WHAT IS EXPECTED — Retype the listing that follows, exactly as written.

Figure record extracts
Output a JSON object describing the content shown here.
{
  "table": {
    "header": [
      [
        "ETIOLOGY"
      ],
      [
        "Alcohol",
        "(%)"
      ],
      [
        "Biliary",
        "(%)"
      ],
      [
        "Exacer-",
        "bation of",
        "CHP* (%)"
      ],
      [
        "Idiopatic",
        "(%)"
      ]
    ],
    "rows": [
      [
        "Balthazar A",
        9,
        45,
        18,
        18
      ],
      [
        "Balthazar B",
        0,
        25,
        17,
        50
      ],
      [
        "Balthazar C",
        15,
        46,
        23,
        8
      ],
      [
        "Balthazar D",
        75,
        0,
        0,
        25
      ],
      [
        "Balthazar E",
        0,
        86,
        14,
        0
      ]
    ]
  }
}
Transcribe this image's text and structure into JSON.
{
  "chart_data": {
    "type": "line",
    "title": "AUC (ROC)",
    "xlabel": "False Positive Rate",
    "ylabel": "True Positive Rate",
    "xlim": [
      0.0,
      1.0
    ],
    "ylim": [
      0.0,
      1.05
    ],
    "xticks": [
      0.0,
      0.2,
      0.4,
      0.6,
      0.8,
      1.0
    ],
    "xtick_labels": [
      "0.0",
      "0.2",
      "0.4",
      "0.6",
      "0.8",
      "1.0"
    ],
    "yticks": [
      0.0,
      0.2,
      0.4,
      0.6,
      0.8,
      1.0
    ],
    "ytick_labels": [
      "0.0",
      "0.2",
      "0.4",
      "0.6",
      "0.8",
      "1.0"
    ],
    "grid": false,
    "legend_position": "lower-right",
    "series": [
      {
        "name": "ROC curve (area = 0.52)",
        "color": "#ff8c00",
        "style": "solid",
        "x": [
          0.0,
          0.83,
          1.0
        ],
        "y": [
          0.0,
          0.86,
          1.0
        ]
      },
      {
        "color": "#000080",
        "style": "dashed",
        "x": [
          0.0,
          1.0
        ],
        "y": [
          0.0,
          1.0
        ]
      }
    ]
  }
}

EXERCISE RESULT —
Output a JSON object describing the content shown here.
{
  "table": {
    "header": [
      [
        "ETIOLOGY"
      ],
      [
        "Alcohol",
        "(%)"
      ],
      [
        "Biliary",
        "(%)"
      ],
      [
        "Exacer-",
        "bation of",
        "CHP* (%)"
      ],
      [
        "Idiopatic",
        "(%)"
      ]
    ],
    "rows": [
      [
        "Balthazar A",
        9,
        45,
        18,
        18
      ],
      [
        "Balthazar B",
        0,
        25,
        17,
        50
      ],
      [
        "Balthazar C",
        15,
        46,
        23,
        8
      ],
      [
        "Balthazar D",
        75,
        0,
        0,
        25
      ],
      [
        "Balthazar E",
        0,
        86,
        14,
        0
      ]
    ]
  }
}
Transcribe this image's text and structure into JSON.
{
  "chart_data": {
    "type": "line",
    "title": "AUC (ROC)",
    "xlabel": "False Positive Rate",
    "ylabel": "True Positive Rate",
    "xlim": [
      0.0,
      1.0
    ],
    "ylim": [
      0.0,
      1.05
    ],
    "xticks": [
      0.0,
      0.2,
      0.4,
      0.6,
      0.8,
      1.0
    ],
    "xtick_labels": [
      "0.0",
      "0.2",
      "0.4",
      "0.6",
      "0.8",
      "1.0"
    ],
    "yticks": [
      0.0,
      0.2,
      0.4,
      0.6,
      0.8,
      1.0
    ],
    "ytick_labels": [
      "0.0",
      "0.2",
      "0.4",
      "0.6",
      "0.8",
      "1.0"
    ],
    "grid": false,
    "legend_position": "lower-right",
    "series": [
      {
        "name": "ROC curve (area = 0.52)",
        "color": "#ff8c00",
        "style": "solid",
        "x": [
          0.0,
          0.83,
          1.0
        ],
        "y": [
          0.0,
          0.86,
          1.0
        ]
      },
      {
        "color": "#000080",
        "style": "dashed",
        "x": [
          0.0,
          1.0
        ],
        "y": [
          0.0,
          1.0
        ]
      }
    ]
  }
}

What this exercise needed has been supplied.